— Start —
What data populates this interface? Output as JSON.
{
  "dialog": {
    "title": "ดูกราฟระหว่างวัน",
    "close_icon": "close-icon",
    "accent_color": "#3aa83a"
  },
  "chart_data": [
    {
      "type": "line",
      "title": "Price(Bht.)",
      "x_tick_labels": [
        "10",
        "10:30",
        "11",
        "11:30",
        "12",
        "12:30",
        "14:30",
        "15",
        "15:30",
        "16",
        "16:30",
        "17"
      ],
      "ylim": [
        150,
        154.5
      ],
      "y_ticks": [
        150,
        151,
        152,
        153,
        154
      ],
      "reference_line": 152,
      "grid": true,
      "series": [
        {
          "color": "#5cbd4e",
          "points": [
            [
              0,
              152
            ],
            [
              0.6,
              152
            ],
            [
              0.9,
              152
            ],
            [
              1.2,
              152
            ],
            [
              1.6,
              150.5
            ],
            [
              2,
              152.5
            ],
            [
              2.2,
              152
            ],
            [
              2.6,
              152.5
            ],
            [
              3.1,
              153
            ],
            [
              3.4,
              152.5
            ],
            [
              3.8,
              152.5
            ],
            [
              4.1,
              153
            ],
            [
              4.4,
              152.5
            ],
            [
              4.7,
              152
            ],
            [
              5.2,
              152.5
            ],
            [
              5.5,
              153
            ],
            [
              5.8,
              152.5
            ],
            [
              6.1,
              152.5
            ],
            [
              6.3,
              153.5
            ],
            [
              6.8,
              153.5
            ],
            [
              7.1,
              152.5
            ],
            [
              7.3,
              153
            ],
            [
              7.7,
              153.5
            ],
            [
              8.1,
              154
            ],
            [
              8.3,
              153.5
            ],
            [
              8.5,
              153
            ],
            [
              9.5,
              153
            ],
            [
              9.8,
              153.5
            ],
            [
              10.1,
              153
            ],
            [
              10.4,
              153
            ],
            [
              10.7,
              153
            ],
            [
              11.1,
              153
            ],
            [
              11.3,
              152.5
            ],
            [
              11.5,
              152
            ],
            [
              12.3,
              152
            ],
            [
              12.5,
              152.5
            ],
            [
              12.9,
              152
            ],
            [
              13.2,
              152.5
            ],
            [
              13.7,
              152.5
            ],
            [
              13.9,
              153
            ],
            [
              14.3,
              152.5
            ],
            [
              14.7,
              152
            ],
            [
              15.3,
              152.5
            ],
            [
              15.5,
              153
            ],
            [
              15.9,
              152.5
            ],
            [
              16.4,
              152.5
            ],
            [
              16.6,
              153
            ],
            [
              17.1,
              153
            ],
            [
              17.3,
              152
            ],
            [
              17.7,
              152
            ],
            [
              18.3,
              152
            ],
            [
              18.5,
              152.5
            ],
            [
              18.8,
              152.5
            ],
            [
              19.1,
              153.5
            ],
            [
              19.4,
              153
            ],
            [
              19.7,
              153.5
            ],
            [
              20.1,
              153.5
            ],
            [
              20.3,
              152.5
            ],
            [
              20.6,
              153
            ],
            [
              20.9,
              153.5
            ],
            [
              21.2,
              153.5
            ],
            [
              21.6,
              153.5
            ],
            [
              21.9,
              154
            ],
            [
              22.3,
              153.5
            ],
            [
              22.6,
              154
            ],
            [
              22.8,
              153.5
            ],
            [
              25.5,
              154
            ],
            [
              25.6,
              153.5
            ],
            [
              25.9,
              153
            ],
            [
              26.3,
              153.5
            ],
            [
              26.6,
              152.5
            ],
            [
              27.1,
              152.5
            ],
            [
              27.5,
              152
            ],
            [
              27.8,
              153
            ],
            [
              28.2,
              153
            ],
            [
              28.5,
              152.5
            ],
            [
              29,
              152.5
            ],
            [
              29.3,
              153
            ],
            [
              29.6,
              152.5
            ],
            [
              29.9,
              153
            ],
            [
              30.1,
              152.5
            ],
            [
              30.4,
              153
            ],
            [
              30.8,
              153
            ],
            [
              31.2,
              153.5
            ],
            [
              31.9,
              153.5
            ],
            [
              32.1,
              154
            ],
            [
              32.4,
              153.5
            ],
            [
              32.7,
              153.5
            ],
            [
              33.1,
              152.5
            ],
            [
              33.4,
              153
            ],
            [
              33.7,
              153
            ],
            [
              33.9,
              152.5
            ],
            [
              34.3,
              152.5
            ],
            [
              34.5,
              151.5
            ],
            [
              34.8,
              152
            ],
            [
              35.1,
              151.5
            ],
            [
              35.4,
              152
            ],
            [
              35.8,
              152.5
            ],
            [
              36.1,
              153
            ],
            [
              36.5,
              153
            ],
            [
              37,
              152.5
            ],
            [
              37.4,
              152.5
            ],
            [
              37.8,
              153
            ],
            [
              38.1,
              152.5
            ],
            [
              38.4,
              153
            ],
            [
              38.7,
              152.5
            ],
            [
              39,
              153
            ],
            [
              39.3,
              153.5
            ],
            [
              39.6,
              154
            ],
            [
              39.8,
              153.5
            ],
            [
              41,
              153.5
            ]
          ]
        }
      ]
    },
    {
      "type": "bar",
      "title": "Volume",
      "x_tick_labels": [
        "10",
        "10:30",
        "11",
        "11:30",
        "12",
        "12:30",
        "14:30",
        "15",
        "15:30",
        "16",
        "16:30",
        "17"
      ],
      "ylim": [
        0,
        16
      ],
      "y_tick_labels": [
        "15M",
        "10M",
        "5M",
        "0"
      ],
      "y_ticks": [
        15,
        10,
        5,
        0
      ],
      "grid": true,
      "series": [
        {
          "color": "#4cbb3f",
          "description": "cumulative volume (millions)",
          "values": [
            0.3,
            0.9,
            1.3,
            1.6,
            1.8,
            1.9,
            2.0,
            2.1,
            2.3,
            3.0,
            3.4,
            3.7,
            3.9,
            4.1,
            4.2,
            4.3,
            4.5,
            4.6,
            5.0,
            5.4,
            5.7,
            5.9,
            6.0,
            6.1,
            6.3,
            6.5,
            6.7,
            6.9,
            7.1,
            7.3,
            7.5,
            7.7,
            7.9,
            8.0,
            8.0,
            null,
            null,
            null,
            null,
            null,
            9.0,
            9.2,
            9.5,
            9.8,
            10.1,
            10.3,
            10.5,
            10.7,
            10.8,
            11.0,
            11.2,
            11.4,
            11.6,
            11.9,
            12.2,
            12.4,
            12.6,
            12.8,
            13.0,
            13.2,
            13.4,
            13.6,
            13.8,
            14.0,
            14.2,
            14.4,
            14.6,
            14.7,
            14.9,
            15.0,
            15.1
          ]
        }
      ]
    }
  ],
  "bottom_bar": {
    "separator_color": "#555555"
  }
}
— End —
TASK PROMPT >> Write down the full listing again, exactly.

FINAL RESULT >>
What data populates this interface? Output as JSON.
{
  "dialog": {
    "title": "ดูกราฟระหว่างวัน",
    "close_icon": "close-icon",
    "accent_color": "#3aa83a"
  },
  "chart_data": [
    {
      "type": "line",
      "title": "Price(Bht.)",
      "x_tick_labels": [
        "10",
        "10:30",
        "11",
        "11:30",
        "12",
        "12:30",
        "14:30",
        "15",
        "15:30",
        "16",
        "16:30",
        "17"
      ],
      "ylim": [
        150,
        154.5
      ],
      "y_ticks": [
        150,
        151,
        152,
        153,
        154
      ],
      "reference_line": 152,
      "grid": true,
      "series": [
        {
          "color": "#5cbd4e",
          "points": [
            [
              0,
              152
            ],
            [
              0.6,
              152
            ],
            [
              0.9,
              152
            ],
            [
              1.2,
              152
            ],
            [
              1.6,
              150.5
            ],
            [
              2,
              152.5
            ],
            [
              2.2,
              152
            ],
            [
              2.6,
              152.5
            ],
            [
              3.1,
              153
            ],
            [
              3.4,
              152.5
            ],
            [
              3.8,
              152.5
            ],
            [
              4.1,
              153
            ],
            [
              4.4,
              152.5
            ],
            [
              4.7,
              152
            ],
            [
              5.2,
              152.5
            ],
            [
              5.5,
              153
            ],
            [
              5.8,
              152.5
            ],
            [
              6.1,
              152.5
            ],
            [
              6.3,
              153.5
            ],
            [
              6.8,
              153.5
            ],
            [
              7.1,
              152.5
            ],
            [
              7.3,
              153
            ],
            [
              7.7,
              153.5
            ],
            [
              8.1,
              154
            ],
            [
              8.3,
              153.5
            ],
            [
              8.5,
              153
            ],
            [
              9.5,
              153
            ],
            [
              9.8,
              153.5
            ],
            [
              10.1,
              153
            ],
            [
              10.4,
              153
            ],
            [
              10.7,
              153
            ],
            [
              11.1,
              153
            ],
            [
              11.3,
              152.5
            ],
            [
              11.5,
              152
            ],
            [
              12.3,
              152
            ],
            [
              12.5,
              152.5
            ],
            [
              12.9,
              152
            ],
            [
              13.2,
              152.5
            ],
            [
              13.7,
              152.5
            ],
            [
              13.9,
              153
            ],
            [
              14.3,
              152.5
            ],
            [
              14.7,
              152
            ],
            [
              15.3,
              152.5
            ],
            [
              15.5,
              153
            ],
            [
              15.9,
              152.5
            ],
            [
              16.4,
              152.5
            ],
            [
              16.6,
              153
            ],
            [
              17.1,
              153
            ],
            [
              17.3,
              152
            ],
            [
              17.7,
              152
            ],
            [
              18.3,
              152
            ],
            [
              18.5,
              152.5
            ],
            [
              18.8,
              152.5
            ],
            [
              19.1,
              153.5
            ],
            [
              19.4,
              153
            ],
            [
              19.7,
              153.5
            ],
            [
              20.1,
              153.5
            ],
            [
              20.3,
              152.5
            ],
            [
              20.6,
              153
            ],
            [
              20.9,
              153.5
            ],
            [
              21.2,
              153.5
            ],
            [
              21.6,
              153.5
            ],
            [
              21.9,
              154
            ],
            [
              22.3,
              153.5
            ],
            [
              22.6,
              154
            ],
            [
              22.8,
              153.5
            ],
            [
              25.5,
              154
            ],
            [
              25.6,
              153.5
            ],
            [
              25.9,
              153
            ],
            [
              26.3,
              153.5
            ],
            [
              26.6,
              152.5
            ],
            [
              27.1,
              152.5
            ],
            [
              27.5,
              152
            ],
            [
              27.8,
              153
            ],
            [
              28.2,
              153
            ],
            [
              28.5,
              152.5
            ],
            [
              29,
              152.5
            ],
            [
              29.3,
              153
            ],
            [
              29.6,
              152.5
            ],
            [
              29.9,
              153
            ],
            [
              30.1,
              152.5
            ],
            [
              30.4,
              153
            ],
            [
              30.8,
              153
            ],
            [
              31.2,
              153.5
            ],
            [
              31.9,
              153.5
            ],
            [
              32.1,
              154
            ],
            [
              32.4,
              153.5
            ],
            [
              32.7,
              153.5
            ],
            [
              33.1,
              152.5
            ],
            [
              33.4,
              153
            ],
            [
              33.7,
              153
            ],
            [
              33.9,
              152.5
            ],
            [
              34.3,
              152.5
            ],
            [
              34.5,
              151.5
            ],
            [
              34.8,
              152
            ],
            [
              35.1,
              151.5
            ],
            [
              35.4,
              152
            ],
            [
              35.8,
              152.5
            ],
            [
              36.1,
              153
            ],
            [
              36.5,
              153
            ],
            [
              37,
              152.5
            ],
            [
              37.4,
              152.5
            ],
            [
              37.8,
              153
            ],
            [
              38.1,
              152.5
            ],
            [
              38.4,
              153
            ],
            [
              38.7,
              152.5
            ],
            [
              39,
              153
            ],
            [
              39.3,
              153.5
            ],
            [
              39.6,
              154
            ],
            [
              39.8,
              153.5
            ],
            [
              41,
              153.5
            ]
          ]
        }
      ]
    },
    {
      "type": "bar",
      "title": "Volume",
      "x_tick_labels": [
        "10",
        "10:30",
        "11",
        "11:30",
        "12",
        "12:30",
        "14:30",
        "15",
        "15:30",
        "16",
        "16:30",
        "17"
      ],
      "ylim": [
        0,
        16
      ],
      "y_tick_labels": [
        "15M",
        "10M",
        "5M",
        "0"
      ],
      "y_ticks": [
        15,
        10,
        5,
        0
      ],
      "grid": true,
      "series": [
        {
          "color": "#4cbb3f",
          "description": "cumulative volume (millions)",
          "values": [
            0.3,
            0.9,
            1.3,
            1.6,
            1.8,
            1.9,
            2.0,
            2.1,
            2.3,
            3.0,
            3.4,
            3.7,
            3.9,
            4.1,
            4.2,
            4.3,
            4.5,
            4.6,
            5.0,
            5.4,
            5.7,
            5.9,
            6.0,
            6.1,
            6.3,
            6.5,
            6.7,
            6.9,
            7.1,
            7.3,
            7.5,
            7.7,
            7.9,
            8.0,
            8.0,
            null,
            null,
            null,
            null,
            null,
            9.0,
            9.2,
            9.5,
            9.8,
            10.1,
            10.3,
            10.5,
            10.7,
            10.8,
            11.0,
            11.2,
            11.4,
            11.6,
            11.9,
            12.2,
            12.4,
            12.6,
            12.8,
            13.0,
            13.2,
            13.4,
            13.6,
            13.8,
            14.0,
            14.2,
            14.4,
            14.6,
            14.7,
            14.9,
            15.0,
            15.1
          ]
        }
      ]
    }
  ],
  "bottom_bar": {
    "separator_color": "#555555"
  }
}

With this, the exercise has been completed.